■ WRITTEN EXERCISE
Pictures are not part of the answer. Return the lines from the one containing "Extract the structured" through the end of the data, both included, exactly as they appear.

◇ ◇ ◇

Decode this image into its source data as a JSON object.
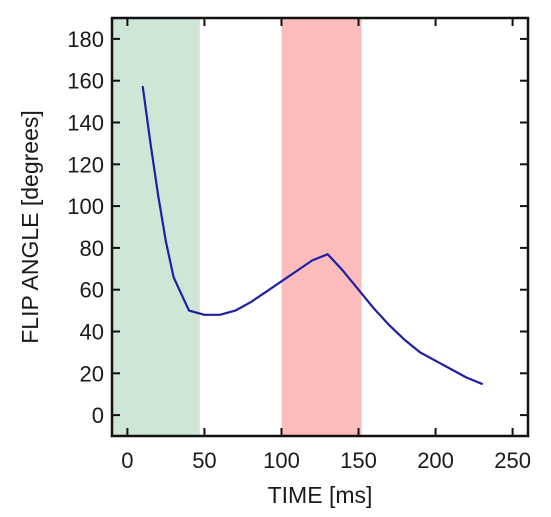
{
  "chart_data": {
    "type": "line",
    "title": "",
    "xlabel": "TIME [ms]",
    "ylabel": "FLIP ANGLE [degrees]",
    "xlim": [
      -10,
      260
    ],
    "ylim": [
      -10,
      190
    ],
    "x_ticks": [
      0,
      50,
      100,
      150,
      200,
      250
    ],
    "y_ticks": [
      0,
      20,
      40,
      60,
      80,
      100,
      120,
      140,
      160,
      180
    ],
    "x_tick_labels": [
      "0",
      "50",
      "100",
      "150",
      "200",
      "250"
    ],
    "y_tick_labels": [
      "0",
      "20",
      "40",
      "60",
      "80",
      "100",
      "120",
      "140",
      "160",
      "180"
    ],
    "grid": false,
    "legend": "none",
    "shaded_regions": [
      {
        "x_start": -10,
        "x_end": 47,
        "color": "#cfe5d6"
      },
      {
        "x_start": 100,
        "x_end": 152,
        "color": "#fcbcbc"
      }
    ],
    "series": [
      {
        "color": "#1f1fa3",
        "x": [
          10,
          15,
          20,
          25,
          30,
          35,
          40,
          50,
          60,
          70,
          80,
          90,
          100,
          110,
          120,
          130,
          140,
          150,
          160,
          170,
          180,
          190,
          200,
          210,
          220,
          230
        ],
        "values": [
          157,
          130,
          105,
          83,
          66,
          58,
          50,
          48,
          48,
          50,
          54,
          59,
          64,
          69,
          74,
          77,
          69,
          60,
          51,
          43,
          36,
          30,
          26,
          22,
          18,
          15
        ]
      }
    ]
  }
}
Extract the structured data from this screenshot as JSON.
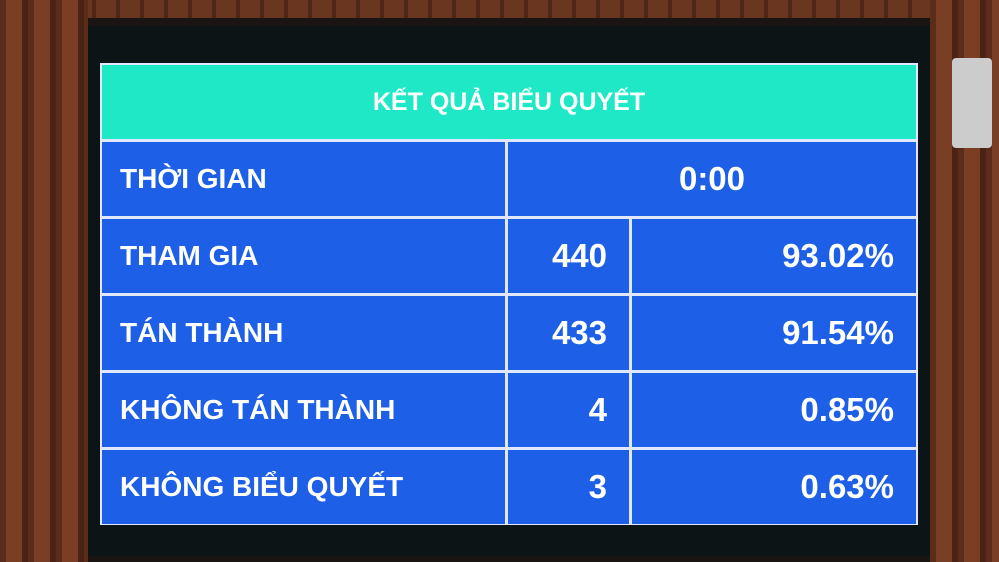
{
  "title": "KẾT QUẢ BIỂU QUYẾT",
  "time": {
    "label": "THỜI GIAN",
    "value": "0:00"
  },
  "rows": [
    {
      "label": "THAM GIA",
      "count": "440",
      "percent": "93.02%"
    },
    {
      "label": "TÁN THÀNH",
      "count": "433",
      "percent": "91.54%"
    },
    {
      "label": "KHÔNG TÁN THÀNH",
      "count": "4",
      "percent": "0.85%"
    },
    {
      "label": "KHÔNG BIỂU QUYẾT",
      "count": "3",
      "percent": "0.63%"
    }
  ],
  "colors": {
    "header": "#1ee8c6",
    "cell": "#1d5fe6",
    "text": "#ffffff"
  }
}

◇ ◇ ◇

■ RESPONSE TO THIS EXERCISE
Extract the structured data from this screenshot as JSON.
{
  "title": "KẾT QUẢ BIỂU QUYẾT",
  "time": {
    "label": "THỜI GIAN",
    "value": "0:00"
  },
  "rows": [
    {
      "label": "THAM GIA",
      "count": "440",
      "percent": "93.02%"
    },
    {
      "label": "TÁN THÀNH",
      "count": "433",
      "percent": "91.54%"
    },
    {
      "label": "KHÔNG TÁN THÀNH",
      "count": "4",
      "percent": "0.85%"
    },
    {
      "label": "KHÔNG BIỂU QUYẾT",
      "count": "3",
      "percent": "0.63%"
    }
  ],
  "colors": {
    "header": "#1ee8c6",
    "cell": "#1d5fe6",
    "text": "#ffffff"
  }
}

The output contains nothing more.